◆ **Data entries**:
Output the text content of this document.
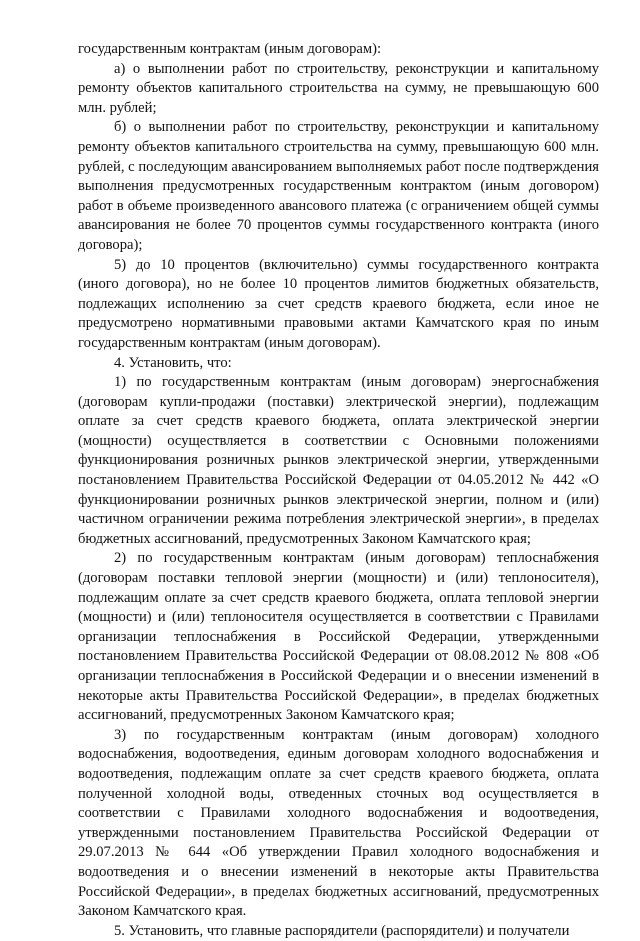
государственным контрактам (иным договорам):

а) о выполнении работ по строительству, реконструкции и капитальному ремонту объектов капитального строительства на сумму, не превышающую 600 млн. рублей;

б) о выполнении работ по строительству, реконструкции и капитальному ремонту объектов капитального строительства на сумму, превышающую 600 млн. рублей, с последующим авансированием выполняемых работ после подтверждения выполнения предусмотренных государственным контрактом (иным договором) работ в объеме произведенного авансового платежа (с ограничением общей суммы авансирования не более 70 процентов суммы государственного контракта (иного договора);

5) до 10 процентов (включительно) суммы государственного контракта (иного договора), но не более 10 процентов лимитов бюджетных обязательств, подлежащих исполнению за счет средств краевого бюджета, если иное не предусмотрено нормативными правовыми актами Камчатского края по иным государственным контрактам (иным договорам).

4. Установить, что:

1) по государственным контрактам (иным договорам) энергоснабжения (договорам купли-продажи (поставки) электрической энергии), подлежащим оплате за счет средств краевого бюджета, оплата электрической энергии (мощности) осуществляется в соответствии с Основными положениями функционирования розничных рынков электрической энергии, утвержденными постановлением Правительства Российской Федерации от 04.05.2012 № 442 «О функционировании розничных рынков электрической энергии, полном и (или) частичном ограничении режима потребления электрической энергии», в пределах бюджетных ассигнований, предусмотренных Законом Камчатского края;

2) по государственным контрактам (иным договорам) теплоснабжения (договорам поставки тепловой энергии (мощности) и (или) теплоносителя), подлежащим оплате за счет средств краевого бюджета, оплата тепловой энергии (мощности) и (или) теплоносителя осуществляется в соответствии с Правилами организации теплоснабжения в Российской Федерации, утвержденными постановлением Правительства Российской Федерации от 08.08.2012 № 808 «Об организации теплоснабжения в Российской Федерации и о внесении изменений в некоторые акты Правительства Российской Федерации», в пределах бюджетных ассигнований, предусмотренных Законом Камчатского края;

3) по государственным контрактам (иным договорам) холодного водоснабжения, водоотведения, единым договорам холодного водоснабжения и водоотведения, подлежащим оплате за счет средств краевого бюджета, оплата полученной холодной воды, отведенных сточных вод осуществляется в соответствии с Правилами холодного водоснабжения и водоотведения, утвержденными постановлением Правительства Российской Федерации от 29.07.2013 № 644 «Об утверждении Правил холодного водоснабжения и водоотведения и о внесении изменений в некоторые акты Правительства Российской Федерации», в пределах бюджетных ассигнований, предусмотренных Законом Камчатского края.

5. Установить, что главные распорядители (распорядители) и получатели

* * *

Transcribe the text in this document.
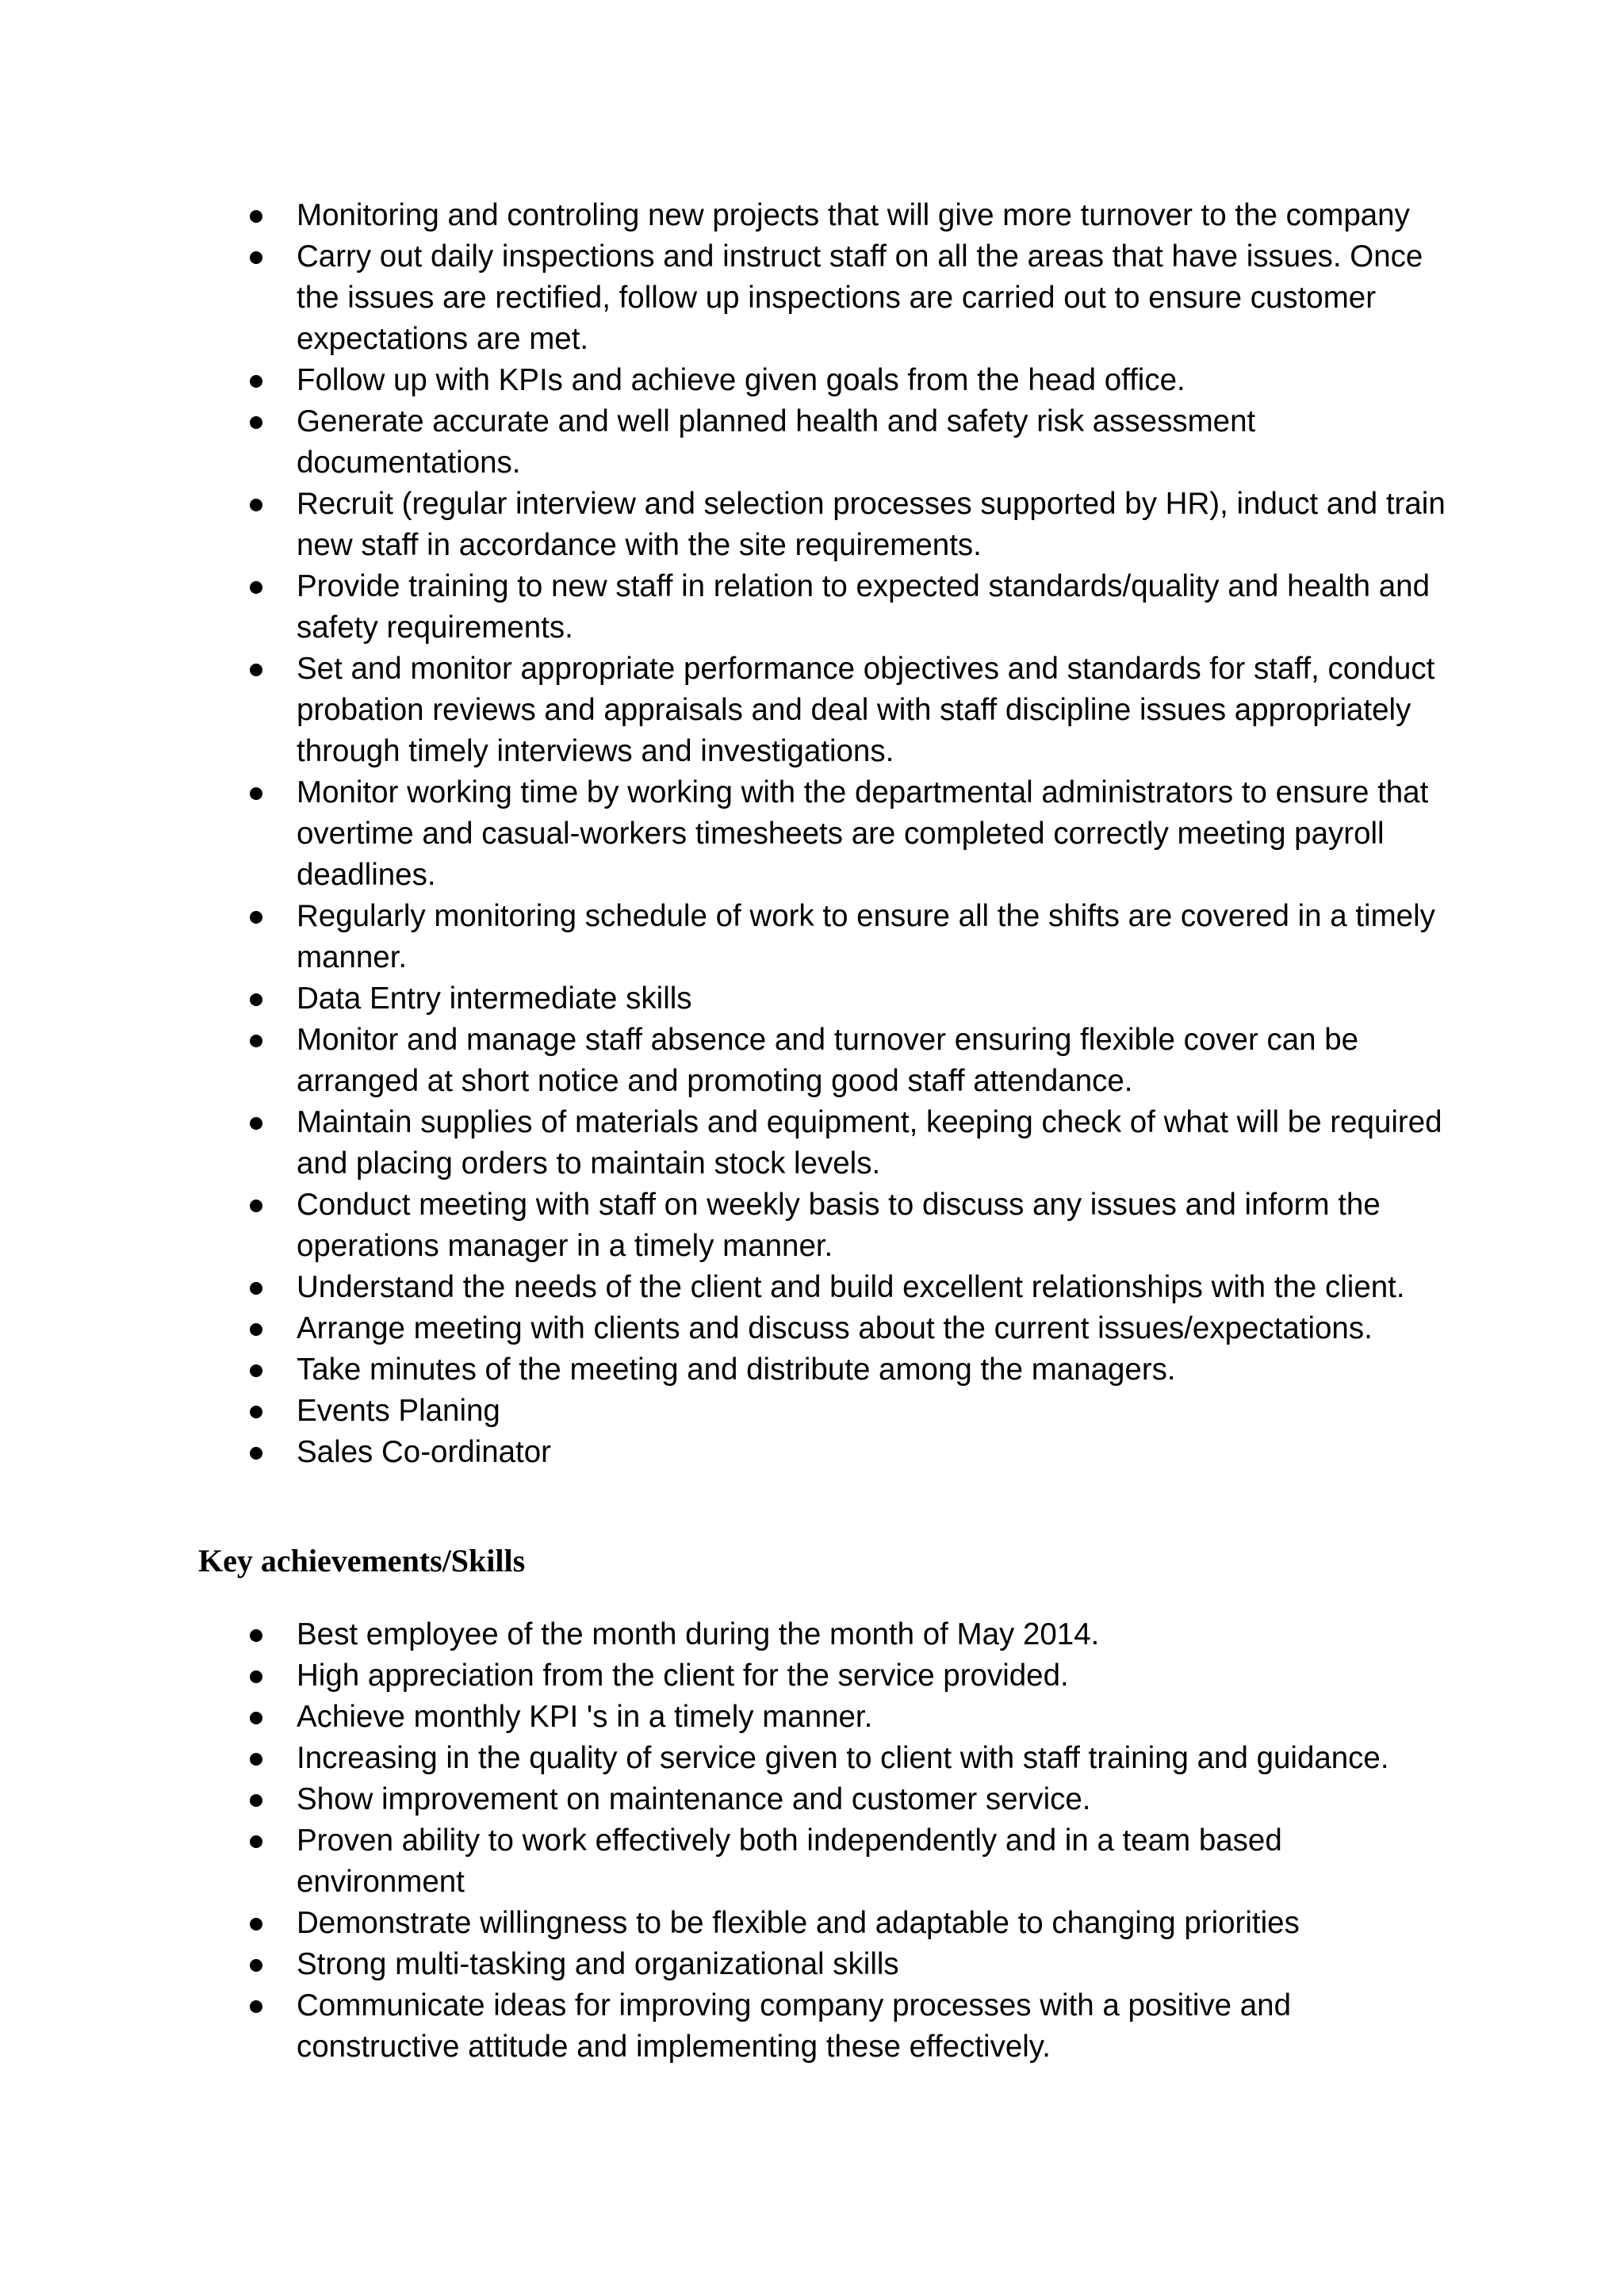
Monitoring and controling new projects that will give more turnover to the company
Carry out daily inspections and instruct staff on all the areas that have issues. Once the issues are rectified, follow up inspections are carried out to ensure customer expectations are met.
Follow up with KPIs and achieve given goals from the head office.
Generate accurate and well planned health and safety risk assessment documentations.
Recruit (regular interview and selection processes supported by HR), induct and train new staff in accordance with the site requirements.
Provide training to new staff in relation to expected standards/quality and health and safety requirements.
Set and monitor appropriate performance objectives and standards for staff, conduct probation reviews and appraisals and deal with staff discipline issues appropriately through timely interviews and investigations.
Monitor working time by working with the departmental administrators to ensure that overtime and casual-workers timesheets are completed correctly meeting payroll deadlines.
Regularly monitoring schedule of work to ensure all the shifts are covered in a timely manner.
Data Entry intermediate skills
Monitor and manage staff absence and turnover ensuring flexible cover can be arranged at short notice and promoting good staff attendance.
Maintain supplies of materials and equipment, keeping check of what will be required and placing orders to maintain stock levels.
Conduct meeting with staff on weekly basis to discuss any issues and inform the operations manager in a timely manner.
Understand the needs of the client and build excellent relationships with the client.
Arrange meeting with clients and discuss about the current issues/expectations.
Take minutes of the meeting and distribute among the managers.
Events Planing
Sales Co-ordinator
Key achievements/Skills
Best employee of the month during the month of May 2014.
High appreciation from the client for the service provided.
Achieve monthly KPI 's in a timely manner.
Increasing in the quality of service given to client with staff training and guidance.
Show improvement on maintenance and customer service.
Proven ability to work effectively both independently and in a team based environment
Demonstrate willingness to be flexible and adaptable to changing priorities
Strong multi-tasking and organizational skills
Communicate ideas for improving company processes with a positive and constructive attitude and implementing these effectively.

◆ **Aim of the exercise**: Where a line holds "that", copy it out.

◆ **Solution for this problem**:
Monitoring and controling new projects that will give more turnover to the company
Carry out daily inspections and instruct staff on all the areas that have issues. Once the issues are rectified, follow up inspections are carried out to ensure customer expectations are met.
Monitor working time by working with the departmental administrators to ensure that overtime and casual-workers timesheets are completed correctly meeting payroll deadlines.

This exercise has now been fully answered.